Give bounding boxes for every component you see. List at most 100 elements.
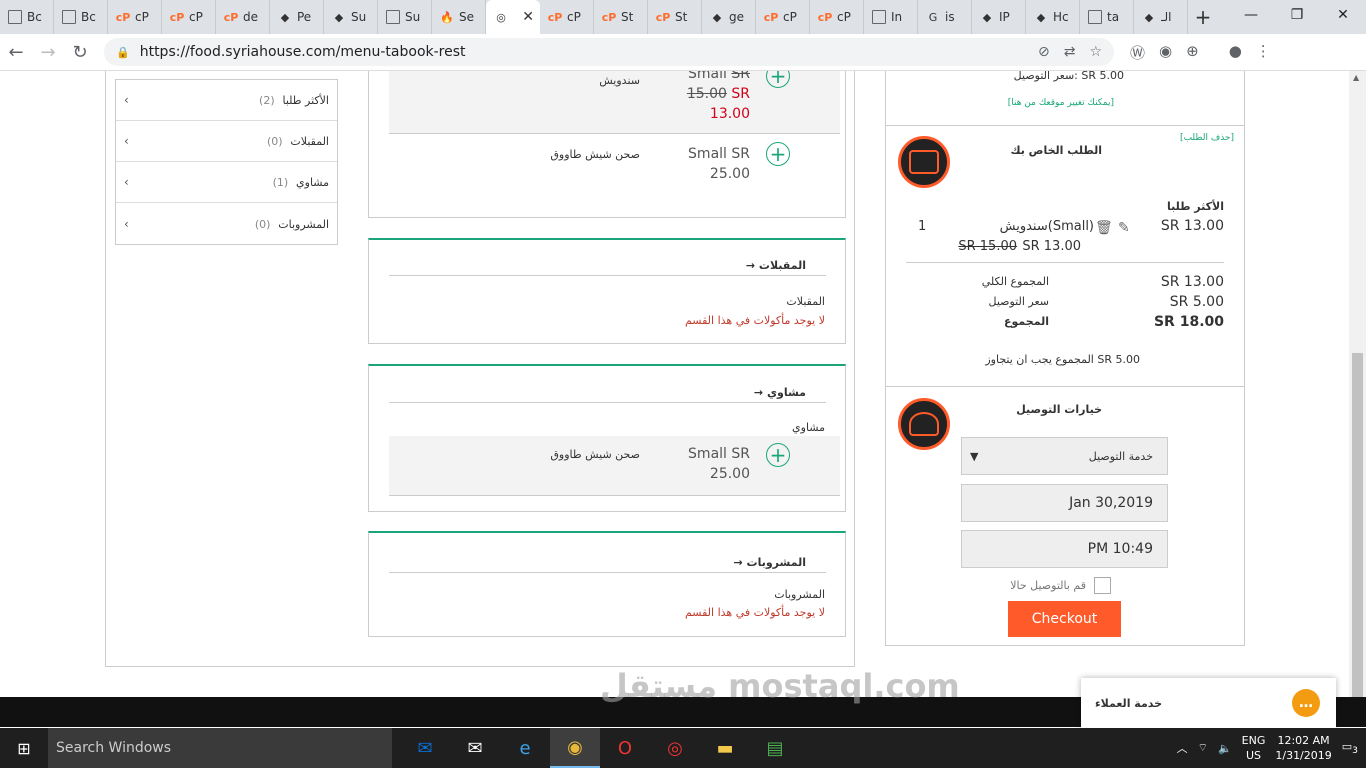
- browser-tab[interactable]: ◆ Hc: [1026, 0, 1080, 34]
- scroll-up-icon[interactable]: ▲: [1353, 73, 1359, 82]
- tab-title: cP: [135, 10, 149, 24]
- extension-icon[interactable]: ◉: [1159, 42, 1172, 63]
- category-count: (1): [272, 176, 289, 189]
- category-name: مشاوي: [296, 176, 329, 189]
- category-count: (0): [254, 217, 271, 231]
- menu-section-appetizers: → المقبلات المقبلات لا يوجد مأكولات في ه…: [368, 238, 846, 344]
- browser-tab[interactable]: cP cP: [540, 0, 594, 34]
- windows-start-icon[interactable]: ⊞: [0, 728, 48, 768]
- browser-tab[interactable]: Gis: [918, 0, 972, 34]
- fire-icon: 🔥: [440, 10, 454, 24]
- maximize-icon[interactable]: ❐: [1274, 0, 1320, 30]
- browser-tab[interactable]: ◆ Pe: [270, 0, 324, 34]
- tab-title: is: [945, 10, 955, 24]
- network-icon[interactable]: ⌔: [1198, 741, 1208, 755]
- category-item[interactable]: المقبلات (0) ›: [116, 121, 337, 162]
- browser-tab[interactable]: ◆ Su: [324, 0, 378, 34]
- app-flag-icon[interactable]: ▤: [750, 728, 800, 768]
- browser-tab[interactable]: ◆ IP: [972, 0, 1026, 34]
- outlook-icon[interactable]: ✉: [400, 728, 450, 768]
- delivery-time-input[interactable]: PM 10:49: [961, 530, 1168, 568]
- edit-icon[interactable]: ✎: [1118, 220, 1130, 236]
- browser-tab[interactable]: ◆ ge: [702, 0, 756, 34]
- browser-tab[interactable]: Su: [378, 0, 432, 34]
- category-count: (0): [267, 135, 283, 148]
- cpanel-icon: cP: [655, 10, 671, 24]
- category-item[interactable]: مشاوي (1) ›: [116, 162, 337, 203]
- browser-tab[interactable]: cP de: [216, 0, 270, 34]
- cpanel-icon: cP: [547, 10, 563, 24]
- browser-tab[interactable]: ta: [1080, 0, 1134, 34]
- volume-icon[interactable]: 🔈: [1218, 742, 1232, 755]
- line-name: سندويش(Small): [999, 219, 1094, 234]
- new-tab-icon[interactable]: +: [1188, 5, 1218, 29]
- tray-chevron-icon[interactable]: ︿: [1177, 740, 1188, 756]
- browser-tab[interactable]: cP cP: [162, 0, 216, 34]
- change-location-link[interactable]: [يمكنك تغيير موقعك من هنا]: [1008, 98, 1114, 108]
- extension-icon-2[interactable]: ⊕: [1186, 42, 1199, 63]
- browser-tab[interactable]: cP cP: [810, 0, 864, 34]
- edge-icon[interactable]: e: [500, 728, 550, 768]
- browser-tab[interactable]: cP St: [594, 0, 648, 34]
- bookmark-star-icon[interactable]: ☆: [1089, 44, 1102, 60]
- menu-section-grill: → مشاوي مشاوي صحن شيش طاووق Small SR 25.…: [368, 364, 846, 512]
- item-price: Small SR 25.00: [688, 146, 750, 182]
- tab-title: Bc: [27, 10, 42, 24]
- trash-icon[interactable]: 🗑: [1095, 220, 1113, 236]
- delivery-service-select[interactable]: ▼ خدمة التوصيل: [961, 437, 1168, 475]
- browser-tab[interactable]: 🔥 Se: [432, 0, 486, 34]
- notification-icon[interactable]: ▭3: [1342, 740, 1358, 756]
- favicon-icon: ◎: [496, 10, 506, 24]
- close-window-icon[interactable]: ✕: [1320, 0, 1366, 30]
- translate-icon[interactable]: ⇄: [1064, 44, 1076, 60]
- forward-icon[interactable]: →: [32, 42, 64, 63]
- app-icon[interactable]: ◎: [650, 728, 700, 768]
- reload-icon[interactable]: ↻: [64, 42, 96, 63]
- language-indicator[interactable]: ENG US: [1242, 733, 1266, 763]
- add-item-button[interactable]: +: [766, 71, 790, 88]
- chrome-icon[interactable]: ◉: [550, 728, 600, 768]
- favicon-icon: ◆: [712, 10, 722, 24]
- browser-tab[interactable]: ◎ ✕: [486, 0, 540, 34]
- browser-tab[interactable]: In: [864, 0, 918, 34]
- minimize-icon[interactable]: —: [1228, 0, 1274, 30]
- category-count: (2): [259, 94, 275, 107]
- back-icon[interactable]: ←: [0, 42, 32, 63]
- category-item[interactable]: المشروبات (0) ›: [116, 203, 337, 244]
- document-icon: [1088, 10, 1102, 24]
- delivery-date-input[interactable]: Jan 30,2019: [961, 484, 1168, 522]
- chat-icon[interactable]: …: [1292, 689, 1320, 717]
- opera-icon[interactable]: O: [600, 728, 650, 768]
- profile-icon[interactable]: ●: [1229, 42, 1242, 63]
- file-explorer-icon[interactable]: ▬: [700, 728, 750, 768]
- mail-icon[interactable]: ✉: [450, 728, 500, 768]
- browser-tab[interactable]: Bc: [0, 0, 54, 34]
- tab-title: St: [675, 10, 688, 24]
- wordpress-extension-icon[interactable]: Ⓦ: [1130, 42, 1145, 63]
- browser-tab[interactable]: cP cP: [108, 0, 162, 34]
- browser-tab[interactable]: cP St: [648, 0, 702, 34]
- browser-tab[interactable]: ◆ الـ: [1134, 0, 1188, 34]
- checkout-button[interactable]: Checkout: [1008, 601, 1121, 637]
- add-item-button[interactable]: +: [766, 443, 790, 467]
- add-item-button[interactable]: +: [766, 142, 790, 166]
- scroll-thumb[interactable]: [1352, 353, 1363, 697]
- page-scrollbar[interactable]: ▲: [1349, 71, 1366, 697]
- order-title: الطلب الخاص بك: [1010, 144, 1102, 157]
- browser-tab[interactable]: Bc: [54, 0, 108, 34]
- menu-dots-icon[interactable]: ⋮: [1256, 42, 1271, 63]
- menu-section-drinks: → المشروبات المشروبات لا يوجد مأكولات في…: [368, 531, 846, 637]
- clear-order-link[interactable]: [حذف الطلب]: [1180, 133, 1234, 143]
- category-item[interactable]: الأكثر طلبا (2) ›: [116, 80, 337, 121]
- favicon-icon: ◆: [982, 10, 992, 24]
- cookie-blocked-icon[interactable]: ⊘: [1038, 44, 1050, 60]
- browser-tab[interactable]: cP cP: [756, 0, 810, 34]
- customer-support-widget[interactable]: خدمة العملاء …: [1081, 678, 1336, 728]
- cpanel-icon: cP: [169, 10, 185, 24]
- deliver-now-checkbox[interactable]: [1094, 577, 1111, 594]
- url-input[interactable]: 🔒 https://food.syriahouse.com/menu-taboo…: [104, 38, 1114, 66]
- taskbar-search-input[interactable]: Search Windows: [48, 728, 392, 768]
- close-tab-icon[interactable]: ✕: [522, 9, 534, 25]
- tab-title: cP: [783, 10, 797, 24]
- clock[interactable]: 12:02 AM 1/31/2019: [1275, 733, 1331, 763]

* * *

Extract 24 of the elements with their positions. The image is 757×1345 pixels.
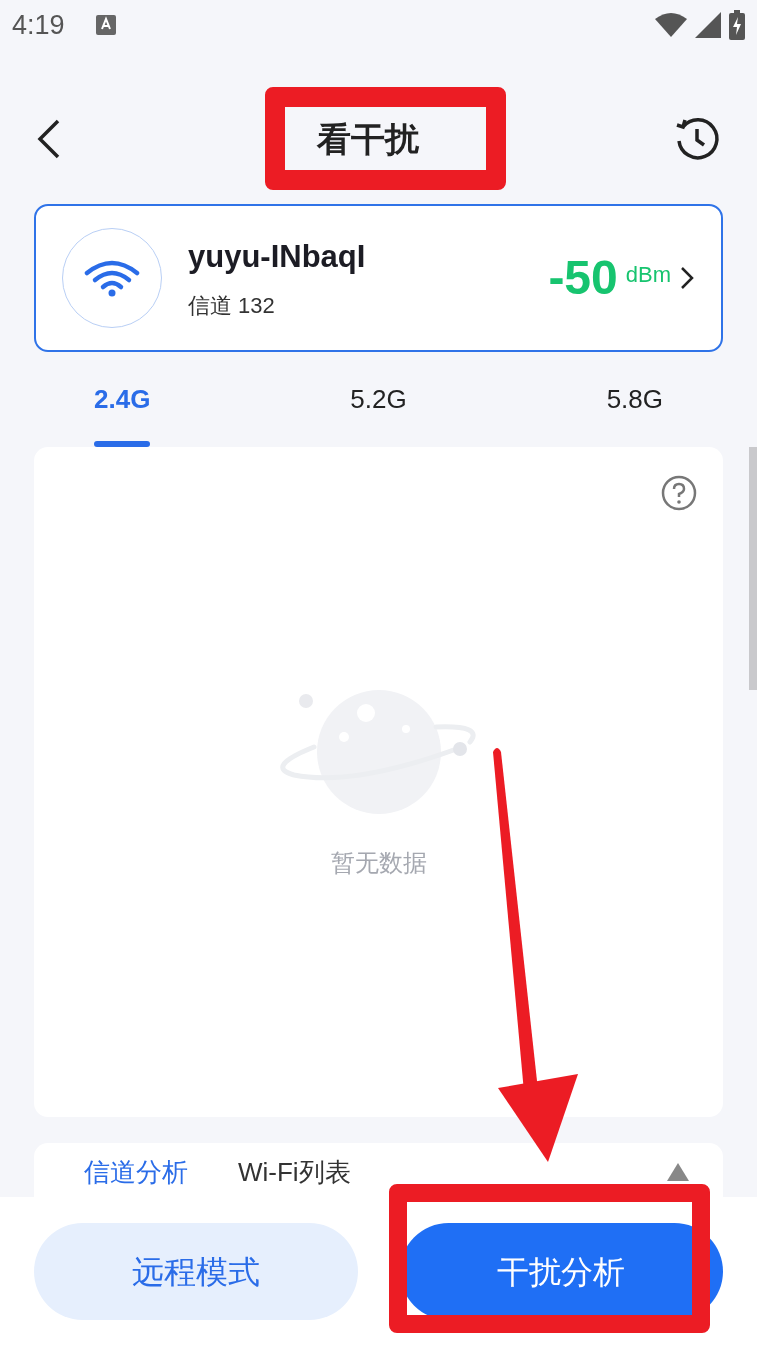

* **Directions**: Please rewrite the listing from the line with "Give bounding boxes" to the line with "- menu-section-appetizers: →", replacing "category-count" with "item-count" and leaving everything else unchanged. Omit the pictures from your answer.

* **Answer to the problem**:
Give bounding boxes for every component you see. List at most 100 elements.
- browser-tab[interactable]: ◆ Hc: [1026, 0, 1080, 34]
- scroll-up-icon[interactable]: ▲: [1353, 73, 1359, 82]
- tab-title: cP: [135, 10, 149, 24]
- extension-icon[interactable]: ◉: [1159, 42, 1172, 63]
- item-count: (1): [272, 176, 289, 189]
- category-name: مشاوي: [296, 176, 329, 189]
- item-count: (0): [254, 217, 271, 231]
- menu-section-appetizers: → المقبلات المقبلات لا يوجد مأكولات في ه…: [368, 238, 846, 344]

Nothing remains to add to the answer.